[WHAT THE TASK REQUIRES] Exclude the pictures and reproduce the remaining data exactly as written.

[Data listing]
┄┄┄┄┄┄┄┄┄┄
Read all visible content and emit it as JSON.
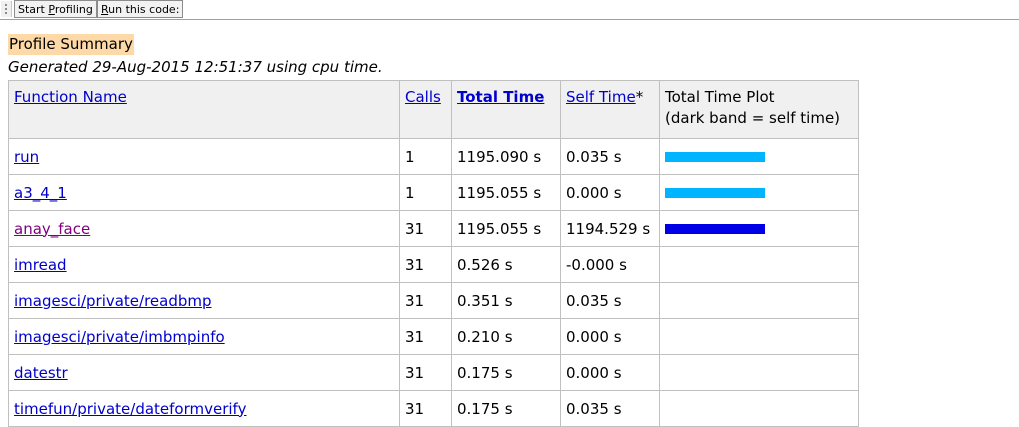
{
  "toolbar": {
    "start_profiling": {
      "pre": "Start ",
      "accel": "P",
      "post": "rofiling"
    },
    "run_code": {
      "pre": "",
      "accel": "R",
      "post": "un this code:"
    }
  },
  "summary": {
    "title": "Profile Summary",
    "generated": "Generated 29-Aug-2015 12:51:37 using cpu time."
  },
  "colors": {
    "total_bar": "#00b4ff",
    "self_bar": "#0000e6",
    "title_highlight": "#fdd9a7"
  },
  "table": {
    "headers": {
      "function_name": "Function Name",
      "calls": "Calls",
      "total_time": "Total Time",
      "self_time": "Self Time",
      "self_time_mark": "*",
      "plot_line1": "Total Time Plot",
      "plot_line2": "(dark band = self time)"
    },
    "rows": [
      {
        "name": "run",
        "calls": "1",
        "total": "1195.090 s",
        "self": "0.035 s",
        "total_frac": 1.0,
        "self_frac": 0.0,
        "visited": false
      },
      {
        "name": "a3_4_1",
        "calls": "1",
        "total": "1195.055 s",
        "self": "0.000 s",
        "total_frac": 1.0,
        "self_frac": 0.0,
        "visited": false
      },
      {
        "name": "anay_face",
        "calls": "31",
        "total": "1195.055 s",
        "self": "1194.529 s",
        "total_frac": 1.0,
        "self_frac": 1.0,
        "visited": true
      },
      {
        "name": "imread",
        "calls": "31",
        "total": "0.526 s",
        "self": "-0.000 s",
        "total_frac": 0.0,
        "self_frac": 0.0,
        "visited": false
      },
      {
        "name": "imagesci/private/readbmp",
        "calls": "31",
        "total": "0.351 s",
        "self": "0.035 s",
        "total_frac": 0.0,
        "self_frac": 0.0,
        "visited": false
      },
      {
        "name": "imagesci/private/imbmpinfo",
        "calls": "31",
        "total": "0.210 s",
        "self": "0.000 s",
        "total_frac": 0.0,
        "self_frac": 0.0,
        "visited": false
      },
      {
        "name": "datestr",
        "calls": "31",
        "total": "0.175 s",
        "self": "0.000 s",
        "total_frac": 0.0,
        "self_frac": 0.0,
        "visited": false
      },
      {
        "name": "timefun/private/dateformverify",
        "calls": "31",
        "total": "0.175 s",
        "self": "0.035 s",
        "total_frac": 0.0,
        "self_frac": 0.0,
        "visited": false
      }
    ]
  }
}
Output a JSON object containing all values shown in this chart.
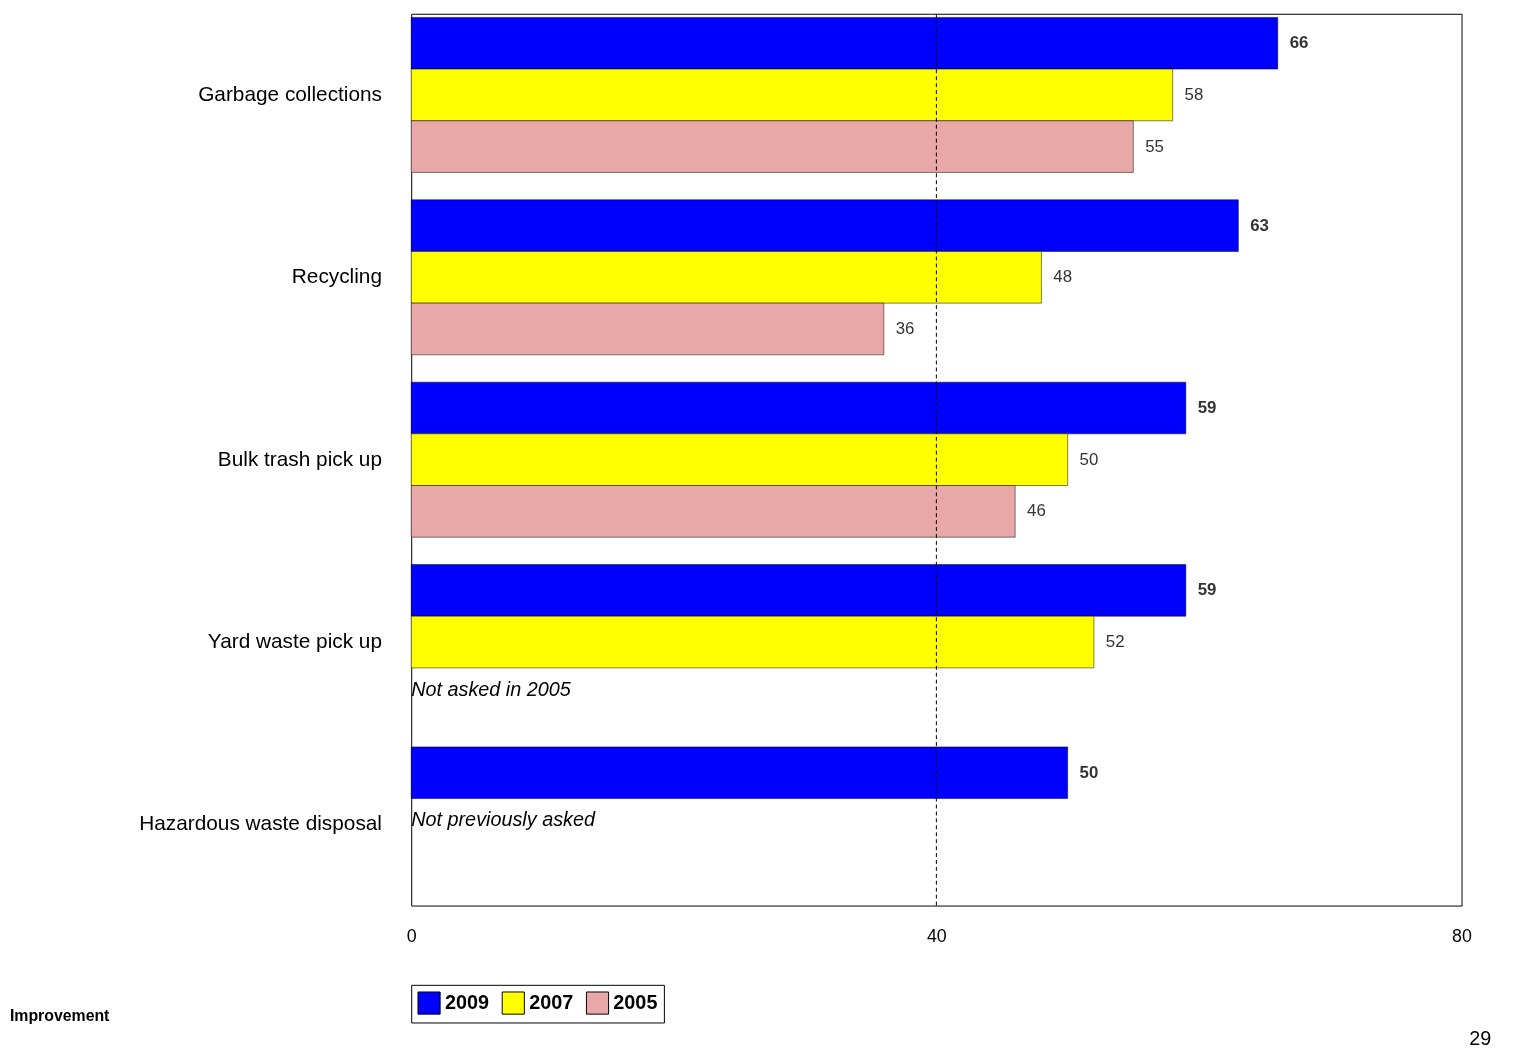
{
  "chart_data": {
    "type": "bar",
    "orientation": "horizontal",
    "categories": [
      "Garbage collections",
      "Recycling",
      "Bulk trash pick up",
      "Yard waste pick up",
      "Hazardous waste disposal"
    ],
    "series": [
      {
        "name": "2009",
        "color": "#0000ff",
        "values": [
          66,
          63,
          59,
          59,
          50
        ]
      },
      {
        "name": "2007",
        "color": "#ffff00",
        "values": [
          58,
          48,
          50,
          52,
          null
        ]
      },
      {
        "name": "2005",
        "color": "#e8a8a8",
        "values": [
          55,
          36,
          46,
          null,
          null
        ]
      }
    ],
    "xlim": [
      0,
      80
    ],
    "xticks": [
      0,
      40,
      80
    ],
    "grid": false,
    "data_labels": true,
    "legend": "bottom",
    "ref_lines": [
      {
        "axis": "x",
        "value": 40,
        "line_style": "dashed",
        "color": "#000000"
      }
    ],
    "annotations": [
      "Not asked in 2005",
      "Not previously asked",
      "Improvement",
      "29"
    ]
  }
}
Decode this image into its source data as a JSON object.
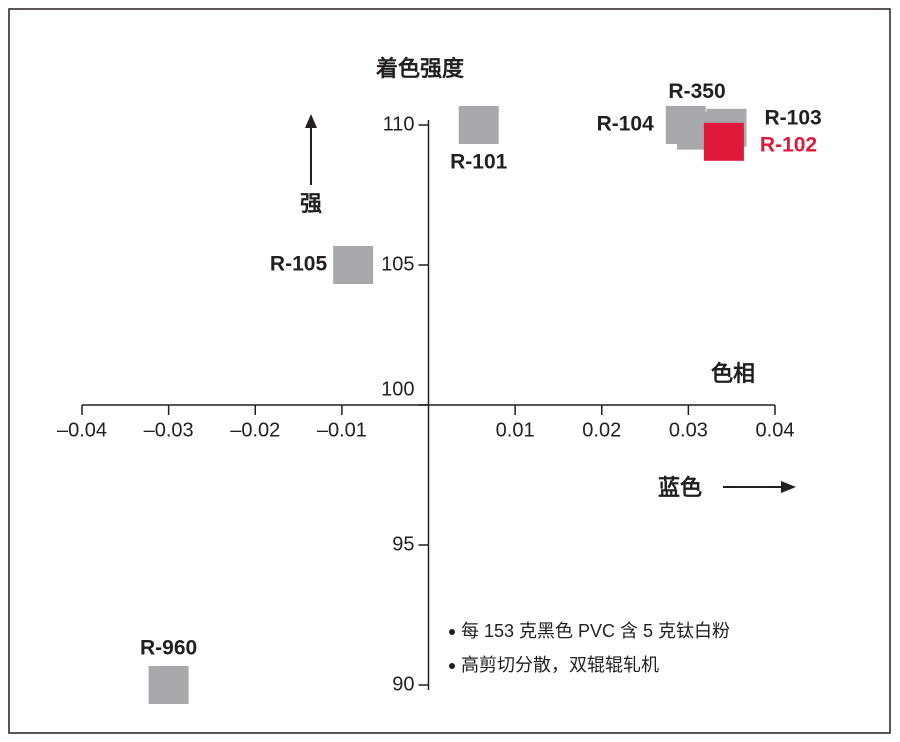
{
  "chart_data": {
    "type": "scatter",
    "title": "着色强度",
    "y_axis_label": "强",
    "x_axis_label": "色相",
    "x_direction_label": "蓝色",
    "notes": [
      "每 153 克黑色 PVC 含 5 克钛白粉",
      "高剪切分散，双辊辊轧机"
    ],
    "xlim": [
      -0.04,
      0.04
    ],
    "ylim": [
      90,
      110
    ],
    "xticks": [
      {
        "value": -0.04,
        "label": "–0.04"
      },
      {
        "value": -0.03,
        "label": "–0.03"
      },
      {
        "value": -0.02,
        "label": "–0.02"
      },
      {
        "value": -0.01,
        "label": "–0.01"
      },
      0.01,
      0.02,
      0.03,
      0.04
    ],
    "yticks": [
      90,
      95,
      100,
      105,
      110
    ],
    "series": [
      {
        "name": "R-101",
        "color": "#a7a9ac",
        "x": [
          0.0058
        ],
        "values": [
          110
        ]
      },
      {
        "name": "R-105",
        "color": "#a7a9ac",
        "x": [
          -0.0087
        ],
        "values": [
          105
        ]
      },
      {
        "name": "R-960",
        "color": "#a7a9ac",
        "x": [
          -0.03
        ],
        "values": [
          90
        ]
      },
      {
        "name": "R-104",
        "color": "#a7a9ac",
        "x": [
          0.0297
        ],
        "values": [
          110
        ]
      },
      {
        "name": "R-350",
        "color": "#a7a9ac",
        "x": [
          0.031
        ],
        "values": [
          109.8
        ]
      },
      {
        "name": "R-103",
        "color": "#a7a9ac",
        "x": [
          0.0344
        ],
        "values": [
          109.9
        ]
      },
      {
        "name": "R-102",
        "color": "#e0193a",
        "x": [
          0.0341
        ],
        "values": [
          109.4
        ]
      }
    ]
  }
}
┄┄┄┄┄┄┄┄┄┄
[ANSWER BELOW]
Read all visible content and emit it as JSON.
{
  "toolbar": {
    "start_profiling": {
      "pre": "Start ",
      "accel": "P",
      "post": "rofiling"
    },
    "run_code": {
      "pre": "",
      "accel": "R",
      "post": "un this code:"
    }
  },
  "summary": {
    "title": "Profile Summary",
    "generated": "Generated 29-Aug-2015 12:51:37 using cpu time."
  },
  "colors": {
    "total_bar": "#00b4ff",
    "self_bar": "#0000e6",
    "title_highlight": "#fdd9a7"
  },
  "table": {
    "headers": {
      "function_name": "Function Name",
      "calls": "Calls",
      "total_time": "Total Time",
      "self_time": "Self Time",
      "self_time_mark": "*",
      "plot_line1": "Total Time Plot",
      "plot_line2": "(dark band = self time)"
    },
    "rows": [
      {
        "name": "run",
        "calls": "1",
        "total": "1195.090 s",
        "self": "0.035 s",
        "total_frac": 1.0,
        "self_frac": 0.0,
        "visited": false
      },
      {
        "name": "a3_4_1",
        "calls": "1",
        "total": "1195.055 s",
        "self": "0.000 s",
        "total_frac": 1.0,
        "self_frac": 0.0,
        "visited": false
      },
      {
        "name": "anay_face",
        "calls": "31",
        "total": "1195.055 s",
        "self": "1194.529 s",
        "total_frac": 1.0,
        "self_frac": 1.0,
        "visited": true
      },
      {
        "name": "imread",
        "calls": "31",
        "total": "0.526 s",
        "self": "-0.000 s",
        "total_frac": 0.0,
        "self_frac": 0.0,
        "visited": false
      },
      {
        "name": "imagesci/private/readbmp",
        "calls": "31",
        "total": "0.351 s",
        "self": "0.035 s",
        "total_frac": 0.0,
        "self_frac": 0.0,
        "visited": false
      },
      {
        "name": "imagesci/private/imbmpinfo",
        "calls": "31",
        "total": "0.210 s",
        "self": "0.000 s",
        "total_frac": 0.0,
        "self_frac": 0.0,
        "visited": false
      },
      {
        "name": "datestr",
        "calls": "31",
        "total": "0.175 s",
        "self": "0.000 s",
        "total_frac": 0.0,
        "self_frac": 0.0,
        "visited": false
      },
      {
        "name": "timefun/private/dateformverify",
        "calls": "31",
        "total": "0.175 s",
        "self": "0.035 s",
        "total_frac": 0.0,
        "self_frac": 0.0,
        "visited": false
      }
    ]
  }
}
Output a JSON object containing all values shown in this chart.
{
  "chart_data": {
    "type": "bar",
    "orientation": "horizontal",
    "categories": [
      "Garbage collections",
      "Recycling",
      "Bulk trash pick up",
      "Yard waste pick up",
      "Hazardous waste disposal"
    ],
    "series": [
      {
        "name": "2009",
        "color": "#0000ff",
        "values": [
          66,
          63,
          59,
          59,
          50
        ]
      },
      {
        "name": "2007",
        "color": "#ffff00",
        "values": [
          58,
          48,
          50,
          52,
          null
        ]
      },
      {
        "name": "2005",
        "color": "#e8a8a8",
        "values": [
          55,
          36,
          46,
          null,
          null
        ]
      }
    ],
    "xlim": [
      0,
      80
    ],
    "xticks": [
      0,
      40,
      80
    ],
    "grid": false,
    "data_labels": true,
    "legend": "bottom",
    "ref_lines": [
      {
        "axis": "x",
        "value": 40,
        "line_style": "dashed",
        "color": "#000000"
      }
    ],
    "annotations": [
      "Not asked in 2005",
      "Not previously asked",
      "Improvement",
      "29"
    ]
  }
}
Decode this image into its source data as a JSON object.
{
  "chart_data": {
    "type": "scatter",
    "title": "着色强度",
    "y_axis_label": "强",
    "x_axis_label": "色相",
    "x_direction_label": "蓝色",
    "notes": [
      "每 153 克黑色 PVC 含 5 克钛白粉",
      "高剪切分散，双辊辊轧机"
    ],
    "xlim": [
      -0.04,
      0.04
    ],
    "ylim": [
      90,
      110
    ],
    "xticks": [
      {
        "value": -0.04,
        "label": "–0.04"
      },
      {
        "value": -0.03,
        "label": "–0.03"
      },
      {
        "value": -0.02,
        "label": "–0.02"
      },
      {
        "value": -0.01,
        "label": "–0.01"
      },
      0.01,
      0.02,
      0.03,
      0.04
    ],
    "yticks": [
      90,
      95,
      100,
      105,
      110
    ],
    "series": [
      {
        "name": "R-101",
        "color": "#a7a9ac",
        "x": [
          0.0058
        ],
        "values": [
          110
        ]
      },
      {
        "name": "R-105",
        "color": "#a7a9ac",
        "x": [
          -0.0087
        ],
        "values": [
          105
        ]
      },
      {
        "name": "R-960",
        "color": "#a7a9ac",
        "x": [
          -0.03
        ],
        "values": [
          90
        ]
      },
      {
        "name": "R-104",
        "color": "#a7a9ac",
        "x": [
          0.0297
        ],
        "values": [
          110
        ]
      },
      {
        "name": "R-350",
        "color": "#a7a9ac",
        "x": [
          0.031
        ],
        "values": [
          109.8
        ]
      },
      {
        "name": "R-103",
        "color": "#a7a9ac",
        "x": [
          0.0344
        ],
        "values": [
          109.9
        ]
      },
      {
        "name": "R-102",
        "color": "#e0193a",
        "x": [
          0.0341
        ],
        "values": [
          109.4
        ]
      }
    ]
  }
}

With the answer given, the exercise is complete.